[WORK TO COMPLETE]:
In the entries, find all lines that hold the word "四庫全書" and copy them.

Dataset entries
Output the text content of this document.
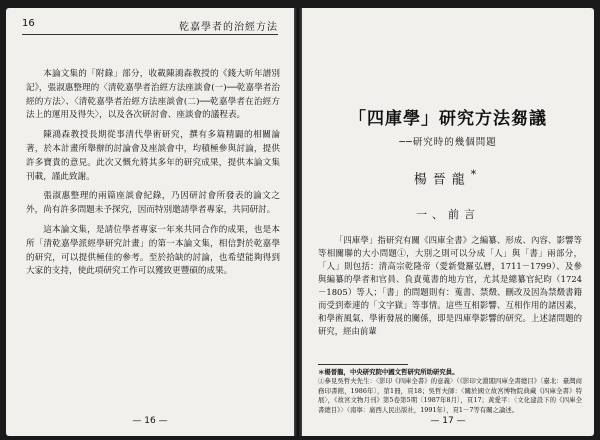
16	乾嘉學者的治經方法

本論文集的「附錄」部分，收載陳鴻森教授的《錢大昕年譜別記》，張淑惠整理的〈清乾嘉學者治經方法座談會(一)──乾嘉學者治經的方法〉、〈清乾嘉學者治經方法座談會(二)──乾嘉學者在治經方法上的運用及得失〉，以及各次研討會、座談會的議程表。

陳鴻森教授長期從事清代學術研究，撰有多篇精闢的相關論著，於本計畫所舉辦的討論會及座談會中，均積極參與討論，提供許多寶貴的意見。此次又慨允將其多年的研究成果，提供本論文集刊載，謹此致謝。

張淑惠整理的兩篇座談會紀錄，乃因研討會所發表的論文之外，尚有許多問題未予探究，因而特別邀請學者專家，共同研討。

這本論文集，是請位學者專家一年來共同合作的成果，也是本所「清乾嘉學派經學研究計畫」的第一本論文集，相信對於乾嘉學的研究，可以提供極佳的參考。至於拾缺的討論，也希望能夠得到大家的支持，使此項研究工作可以獲致更豐碩的成果。

— 16 —
「四庫學」研究方法芻議
──研究時的幾個問題
楊晉龍*
一、前言

「四庫學」指研究有關《四庫全書》之編纂、形成、內容、影響等等相關聯的大小問題①，大別之則可以分成「人」與「書」兩部分，「人」則包括：清高宗乾隆帝（愛新覺羅弘曆，1711－1799）、及參與編纂的學者和官員、負責蒐書的地方官，尤其是總纂官紀昀（1724－1805）等人；「書」的問題則有：蒐書、禁燬、刪改及因為禁燬書籍而受到牽連的「文字獄」等事情。這些互相影響、互相作用的諸因素，和學術風氣、學術發展的關係，即是四庫學影響的研究。上述諸問題的研究，經由前輩

＊楊晉龍，中央研究院中國文哲研究所助研究員。

①參見吳哲夫先生：〈影印《四庫全書》的意義〉（《影印文淵閣四庫全書總目》〔臺北：臺灣商務印書館，1986年〕，第1冊，頁18；吳哲夫師：〈關於國立故宮博物院典藏《四庫全書》特展〉，《故宮文物月刊》第5卷第5期〔1987年8月〕，頁17；黃愛平：〈文化建設下的《四庫全書總目》〉（南寧：廣西人民出版社，1991年），頁1－7等有關之論述。

— 17 —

[TASK RESPONSE]:
「四庫學」指研究有關《四庫全書》之編纂、形成、內容、影響等等相關聯的大小問題①，大別之則可以分成「人」與「書」兩部分，「人」則包括：清高宗乾隆帝（愛新覺羅弘曆，1711－1799）、及參與編纂的學者和官員、負責蒐書的地方官，尤其是總纂官紀昀（1724－1805）等人；「書」的問題則有：蒐書、禁燬、刪改及因為禁燬書籍而受到牽連的「文字獄」等事情。這些互相影響、互相作用的諸因素，和學術風氣、學術發展的關係，即是四庫學影響的研究。上述諸問題的研究，經由前輩
①參見吳哲夫先生：〈影印《四庫全書》的意義〉（《影印文淵閣四庫全書總目》〔臺北：臺灣商務印書館，1986年〕，第1冊，頁18；吳哲夫師：〈關於國立故宮博物院典藏《四庫全書》特展〉，《故宮文物月刊》第5卷第5期〔1987年8月〕，頁17；黃愛平：〈文化建設下的《四庫全書總目》〉（南寧：廣西人民出版社，1991年），頁1－7等有關之論述。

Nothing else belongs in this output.